What you have to do
Locate every line below that contains the word "health" and copy it.
START
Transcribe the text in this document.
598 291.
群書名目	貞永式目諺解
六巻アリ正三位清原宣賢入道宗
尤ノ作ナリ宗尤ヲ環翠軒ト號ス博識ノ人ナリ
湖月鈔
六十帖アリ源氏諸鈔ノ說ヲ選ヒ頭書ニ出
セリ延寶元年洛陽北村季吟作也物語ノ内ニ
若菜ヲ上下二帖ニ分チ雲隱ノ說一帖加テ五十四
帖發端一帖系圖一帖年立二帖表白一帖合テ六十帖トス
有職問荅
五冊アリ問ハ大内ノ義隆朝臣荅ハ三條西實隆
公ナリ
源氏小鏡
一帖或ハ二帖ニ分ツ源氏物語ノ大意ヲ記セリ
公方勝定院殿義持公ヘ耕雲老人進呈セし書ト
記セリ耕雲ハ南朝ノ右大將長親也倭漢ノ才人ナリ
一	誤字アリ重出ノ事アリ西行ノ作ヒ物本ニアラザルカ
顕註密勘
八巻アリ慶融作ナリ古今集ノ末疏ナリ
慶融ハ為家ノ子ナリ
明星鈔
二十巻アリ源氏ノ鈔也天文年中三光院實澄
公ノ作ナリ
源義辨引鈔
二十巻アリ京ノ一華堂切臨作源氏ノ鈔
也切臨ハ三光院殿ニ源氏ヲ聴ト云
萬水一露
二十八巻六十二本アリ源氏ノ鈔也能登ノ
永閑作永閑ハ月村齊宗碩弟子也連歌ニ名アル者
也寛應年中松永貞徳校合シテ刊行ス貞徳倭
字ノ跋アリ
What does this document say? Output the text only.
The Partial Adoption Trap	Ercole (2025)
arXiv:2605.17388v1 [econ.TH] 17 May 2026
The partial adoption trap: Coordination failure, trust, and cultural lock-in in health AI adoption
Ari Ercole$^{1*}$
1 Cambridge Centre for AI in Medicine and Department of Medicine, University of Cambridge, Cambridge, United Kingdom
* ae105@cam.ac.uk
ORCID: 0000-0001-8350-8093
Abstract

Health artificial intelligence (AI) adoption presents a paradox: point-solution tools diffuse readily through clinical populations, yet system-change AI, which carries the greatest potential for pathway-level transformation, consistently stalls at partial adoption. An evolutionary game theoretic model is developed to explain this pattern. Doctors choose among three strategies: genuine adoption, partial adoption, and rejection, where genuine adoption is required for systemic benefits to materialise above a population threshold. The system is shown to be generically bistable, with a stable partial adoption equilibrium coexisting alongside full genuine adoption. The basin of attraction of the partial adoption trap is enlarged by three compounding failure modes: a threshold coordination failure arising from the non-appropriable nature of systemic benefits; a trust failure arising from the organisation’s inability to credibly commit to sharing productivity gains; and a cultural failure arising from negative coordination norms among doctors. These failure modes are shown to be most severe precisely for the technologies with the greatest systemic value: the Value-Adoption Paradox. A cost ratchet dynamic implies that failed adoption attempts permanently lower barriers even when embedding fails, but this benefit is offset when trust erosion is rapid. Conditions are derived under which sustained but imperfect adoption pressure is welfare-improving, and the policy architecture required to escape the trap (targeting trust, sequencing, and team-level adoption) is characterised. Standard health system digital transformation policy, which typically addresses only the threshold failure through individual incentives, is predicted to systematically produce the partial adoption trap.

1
END
The completed task
The partial adoption trap: Coordination failure, trust, and cultural lock-in in health AI adoption
Health artificial intelligence (AI) adoption presents a paradox: point-solution tools diffuse readily through clinical populations, yet system-change AI, which carries the greatest potential for pathway-level transformation, consistently stalls at partial adoption. An evolutionary game theoretic model is developed to explain this pattern. Doctors choose among three strategies: genuine adoption, partial adoption, and rejection, where genuine adoption is required for systemic benefits to materialise above a population threshold. The system is shown to be generically bistable, with a stable partial adoption equilibrium coexisting alongside full genuine adoption. The basin of attraction of the partial adoption trap is enlarged by three compounding failure modes: a threshold coordination failure arising from the non-appropriable nature of systemic benefits; a trust failure arising from the organisation’s inability to credibly commit to sharing productivity gains; and a cultural failure arising from negative coordination norms among doctors. These failure modes are shown to be most severe precisely for the technologies with the greatest systemic value: the Value-Adoption Paradox. A cost ratchet dynamic implies that failed adoption attempts permanently lower barriers even when embedding fails, but this benefit is offset when trust erosion is rapid. Conditions are derived under which sustained but imperfect adoption pressure is welfare-improving, and the policy architecture required to escape the trap (targeting trust, sequencing, and team-level adoption) is characterised. Standard health system digital transformation policy, which typically addresses only the threshold failure through individual incentives, is predicted to systematically produce the partial adoption trap.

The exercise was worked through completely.